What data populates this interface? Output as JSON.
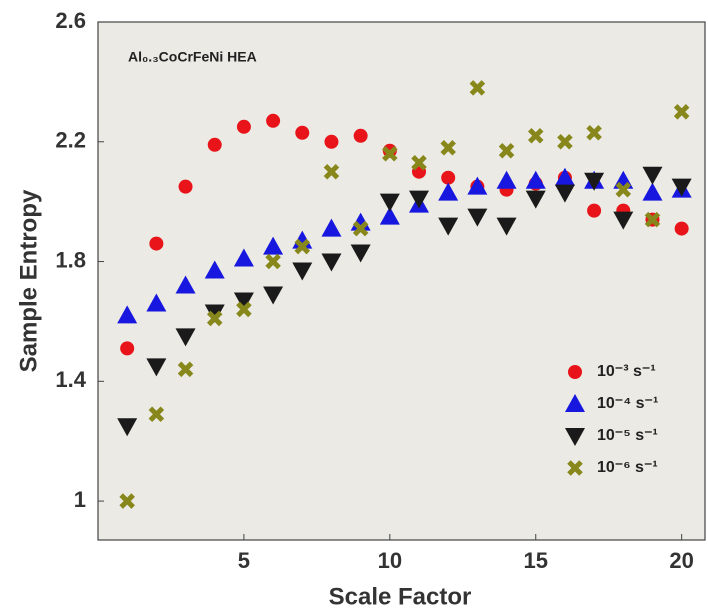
{
  "chart_data": {
    "type": "scatter",
    "annotation": "Al₀.₃CoCrFeNi HEA",
    "x_label": "Scale Factor",
    "y_label": "Sample Entropy",
    "x": [
      1,
      2,
      3,
      4,
      5,
      6,
      7,
      8,
      9,
      10,
      11,
      12,
      13,
      14,
      15,
      16,
      17,
      18,
      19,
      20
    ],
    "series": [
      {
        "name": "10⁻³ s⁻¹",
        "color": "#e8141a",
        "marker": "circle",
        "values": [
          1.51,
          1.86,
          2.05,
          2.19,
          2.25,
          2.27,
          2.23,
          2.2,
          2.22,
          2.17,
          2.1,
          2.08,
          2.05,
          2.04,
          2.06,
          2.08,
          1.97,
          1.97,
          1.94,
          1.91
        ]
      },
      {
        "name": "10⁻⁴ s⁻¹",
        "color": "#1717e0",
        "marker": "triangle-up",
        "values": [
          1.62,
          1.66,
          1.72,
          1.77,
          1.81,
          1.85,
          1.87,
          1.91,
          1.93,
          1.95,
          1.99,
          2.03,
          2.05,
          2.07,
          2.07,
          2.08,
          2.07,
          2.07,
          2.03,
          2.04
        ]
      },
      {
        "name": "10⁻⁵ s⁻¹",
        "color": "#1a1a1a",
        "marker": "triangle-down",
        "values": [
          1.25,
          1.45,
          1.55,
          1.63,
          1.67,
          1.69,
          1.77,
          1.8,
          1.83,
          2.0,
          2.01,
          1.92,
          1.95,
          1.92,
          2.01,
          2.03,
          2.07,
          1.94,
          2.09,
          2.05
        ]
      },
      {
        "name": "10⁻⁶ s⁻¹",
        "color": "#87871c",
        "marker": "x",
        "values": [
          1.0,
          1.29,
          1.44,
          1.61,
          1.64,
          1.8,
          1.85,
          2.1,
          1.91,
          2.16,
          2.13,
          2.18,
          2.38,
          2.17,
          2.22,
          2.2,
          2.23,
          2.04,
          1.94,
          2.3
        ]
      }
    ],
    "xlim": [
      0,
      20.8
    ],
    "ylim": [
      0.87,
      2.6
    ],
    "xticks": [
      5,
      10,
      15,
      20
    ],
    "yticks": [
      1,
      1.4,
      1.8,
      2.2,
      2.6
    ],
    "legend": "lower right",
    "background": "#ebeae4"
  }
}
# # # # #
### Short exercise:
How many lines in the listing above contain the string "triangle"? Answer with the number only.

### Solution below:
2